**THE INPUT**
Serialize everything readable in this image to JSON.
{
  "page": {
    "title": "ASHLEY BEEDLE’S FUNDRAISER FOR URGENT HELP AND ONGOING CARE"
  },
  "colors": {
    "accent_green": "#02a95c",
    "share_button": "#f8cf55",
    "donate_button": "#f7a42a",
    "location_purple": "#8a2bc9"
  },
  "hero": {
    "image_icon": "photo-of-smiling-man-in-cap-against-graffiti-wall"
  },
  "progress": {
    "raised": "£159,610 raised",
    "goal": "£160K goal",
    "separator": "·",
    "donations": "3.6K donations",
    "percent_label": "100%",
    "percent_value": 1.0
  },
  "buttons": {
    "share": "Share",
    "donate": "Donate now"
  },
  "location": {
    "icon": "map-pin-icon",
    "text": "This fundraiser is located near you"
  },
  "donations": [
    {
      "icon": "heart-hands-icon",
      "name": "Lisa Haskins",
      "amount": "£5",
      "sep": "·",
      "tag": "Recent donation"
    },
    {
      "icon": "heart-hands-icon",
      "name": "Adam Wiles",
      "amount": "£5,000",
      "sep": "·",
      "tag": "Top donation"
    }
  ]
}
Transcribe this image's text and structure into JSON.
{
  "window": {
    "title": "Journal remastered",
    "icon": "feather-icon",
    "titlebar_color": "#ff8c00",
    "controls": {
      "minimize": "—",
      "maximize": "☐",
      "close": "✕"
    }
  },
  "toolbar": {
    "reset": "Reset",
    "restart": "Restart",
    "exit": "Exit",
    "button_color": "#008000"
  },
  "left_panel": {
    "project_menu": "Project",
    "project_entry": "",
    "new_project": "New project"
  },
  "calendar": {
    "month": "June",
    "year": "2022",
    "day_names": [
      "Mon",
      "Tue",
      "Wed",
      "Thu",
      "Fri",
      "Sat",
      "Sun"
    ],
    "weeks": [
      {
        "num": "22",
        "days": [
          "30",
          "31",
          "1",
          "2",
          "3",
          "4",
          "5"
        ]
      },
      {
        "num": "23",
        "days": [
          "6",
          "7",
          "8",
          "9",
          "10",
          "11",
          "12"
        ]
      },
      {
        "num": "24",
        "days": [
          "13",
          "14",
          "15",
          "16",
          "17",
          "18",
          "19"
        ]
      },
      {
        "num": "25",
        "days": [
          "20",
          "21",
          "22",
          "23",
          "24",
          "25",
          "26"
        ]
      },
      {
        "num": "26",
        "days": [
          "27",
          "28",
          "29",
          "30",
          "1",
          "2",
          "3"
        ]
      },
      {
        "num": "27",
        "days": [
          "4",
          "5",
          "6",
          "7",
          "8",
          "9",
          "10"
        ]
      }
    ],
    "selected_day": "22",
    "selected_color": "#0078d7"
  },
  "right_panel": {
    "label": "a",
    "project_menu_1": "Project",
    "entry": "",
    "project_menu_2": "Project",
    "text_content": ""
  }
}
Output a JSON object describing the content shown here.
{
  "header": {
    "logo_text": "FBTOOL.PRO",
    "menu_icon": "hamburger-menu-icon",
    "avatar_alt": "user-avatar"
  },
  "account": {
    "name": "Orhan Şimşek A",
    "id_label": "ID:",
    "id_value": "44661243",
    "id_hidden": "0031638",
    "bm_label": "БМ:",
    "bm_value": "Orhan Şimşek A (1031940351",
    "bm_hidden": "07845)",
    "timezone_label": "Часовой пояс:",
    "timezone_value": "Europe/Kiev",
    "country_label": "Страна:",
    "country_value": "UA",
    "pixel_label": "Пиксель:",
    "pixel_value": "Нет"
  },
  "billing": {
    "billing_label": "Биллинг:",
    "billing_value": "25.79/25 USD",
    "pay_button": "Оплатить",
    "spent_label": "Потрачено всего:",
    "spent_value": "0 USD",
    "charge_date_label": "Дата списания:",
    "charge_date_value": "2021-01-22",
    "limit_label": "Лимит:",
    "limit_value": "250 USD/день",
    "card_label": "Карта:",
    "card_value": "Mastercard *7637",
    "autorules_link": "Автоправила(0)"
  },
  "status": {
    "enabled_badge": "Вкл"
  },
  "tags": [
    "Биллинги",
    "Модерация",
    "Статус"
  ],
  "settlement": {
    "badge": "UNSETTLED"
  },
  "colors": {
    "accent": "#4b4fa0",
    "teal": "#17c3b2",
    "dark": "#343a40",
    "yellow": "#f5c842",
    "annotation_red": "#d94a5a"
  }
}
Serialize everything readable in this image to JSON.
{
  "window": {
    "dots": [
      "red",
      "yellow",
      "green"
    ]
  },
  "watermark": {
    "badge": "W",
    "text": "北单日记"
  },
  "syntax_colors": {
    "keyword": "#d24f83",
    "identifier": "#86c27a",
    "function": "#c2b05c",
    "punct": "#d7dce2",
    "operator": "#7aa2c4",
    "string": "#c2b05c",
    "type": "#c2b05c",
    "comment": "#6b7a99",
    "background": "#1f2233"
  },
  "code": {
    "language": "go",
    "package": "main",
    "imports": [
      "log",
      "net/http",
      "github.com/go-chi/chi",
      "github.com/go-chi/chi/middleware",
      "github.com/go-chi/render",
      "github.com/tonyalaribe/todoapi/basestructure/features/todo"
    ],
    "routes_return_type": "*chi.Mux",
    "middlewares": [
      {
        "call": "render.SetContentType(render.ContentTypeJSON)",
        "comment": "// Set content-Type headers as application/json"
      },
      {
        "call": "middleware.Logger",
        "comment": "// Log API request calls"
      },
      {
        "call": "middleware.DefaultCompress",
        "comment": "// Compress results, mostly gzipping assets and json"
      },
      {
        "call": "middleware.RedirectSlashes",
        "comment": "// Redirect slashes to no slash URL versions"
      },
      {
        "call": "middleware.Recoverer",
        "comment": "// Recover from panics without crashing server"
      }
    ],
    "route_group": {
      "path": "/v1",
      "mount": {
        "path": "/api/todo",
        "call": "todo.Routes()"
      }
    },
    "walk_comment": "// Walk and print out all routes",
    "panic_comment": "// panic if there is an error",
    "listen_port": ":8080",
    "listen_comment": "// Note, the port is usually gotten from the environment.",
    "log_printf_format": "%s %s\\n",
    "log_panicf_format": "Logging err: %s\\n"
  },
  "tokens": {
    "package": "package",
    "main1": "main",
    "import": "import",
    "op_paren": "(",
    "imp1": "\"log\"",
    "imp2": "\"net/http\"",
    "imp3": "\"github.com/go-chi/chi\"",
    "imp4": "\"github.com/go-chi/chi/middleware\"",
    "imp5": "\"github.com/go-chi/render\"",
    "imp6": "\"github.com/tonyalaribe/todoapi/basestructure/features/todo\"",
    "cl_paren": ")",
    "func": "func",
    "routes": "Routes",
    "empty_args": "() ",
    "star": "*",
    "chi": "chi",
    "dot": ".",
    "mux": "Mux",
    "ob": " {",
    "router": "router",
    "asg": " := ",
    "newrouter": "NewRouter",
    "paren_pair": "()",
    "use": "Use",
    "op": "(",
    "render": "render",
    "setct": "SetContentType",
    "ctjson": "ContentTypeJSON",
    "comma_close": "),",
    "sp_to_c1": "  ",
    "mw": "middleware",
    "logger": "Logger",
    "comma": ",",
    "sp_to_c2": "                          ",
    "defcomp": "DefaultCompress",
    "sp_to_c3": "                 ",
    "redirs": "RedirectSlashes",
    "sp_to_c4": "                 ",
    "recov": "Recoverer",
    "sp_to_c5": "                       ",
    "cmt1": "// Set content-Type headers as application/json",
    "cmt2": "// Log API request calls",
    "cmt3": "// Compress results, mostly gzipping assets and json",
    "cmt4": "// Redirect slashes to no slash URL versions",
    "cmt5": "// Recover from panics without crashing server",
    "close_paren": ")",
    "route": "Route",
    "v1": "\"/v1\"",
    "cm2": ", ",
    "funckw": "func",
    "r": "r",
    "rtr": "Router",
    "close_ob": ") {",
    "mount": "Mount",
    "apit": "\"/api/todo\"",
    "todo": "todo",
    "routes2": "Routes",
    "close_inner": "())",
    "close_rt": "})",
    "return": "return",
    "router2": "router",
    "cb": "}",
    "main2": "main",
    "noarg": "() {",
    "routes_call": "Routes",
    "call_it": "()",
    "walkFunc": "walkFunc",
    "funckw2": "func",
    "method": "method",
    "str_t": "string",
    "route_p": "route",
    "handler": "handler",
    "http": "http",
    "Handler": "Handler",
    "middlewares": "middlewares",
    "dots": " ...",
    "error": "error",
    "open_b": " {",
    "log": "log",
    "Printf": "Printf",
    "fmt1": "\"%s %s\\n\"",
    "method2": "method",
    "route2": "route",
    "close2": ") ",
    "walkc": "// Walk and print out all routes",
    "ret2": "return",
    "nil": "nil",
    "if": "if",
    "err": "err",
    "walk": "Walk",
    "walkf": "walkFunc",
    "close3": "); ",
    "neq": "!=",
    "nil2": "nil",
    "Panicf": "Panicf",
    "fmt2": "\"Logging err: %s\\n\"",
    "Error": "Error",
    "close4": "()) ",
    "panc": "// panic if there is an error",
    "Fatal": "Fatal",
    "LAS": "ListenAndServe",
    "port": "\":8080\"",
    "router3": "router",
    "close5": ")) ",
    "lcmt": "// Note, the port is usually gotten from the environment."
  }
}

**DIRECTIONS FOR THIS TASK**
Within the records above, how many lines include the word "headers"? State the number by itself.

**EXERCISE SOLUTION**
2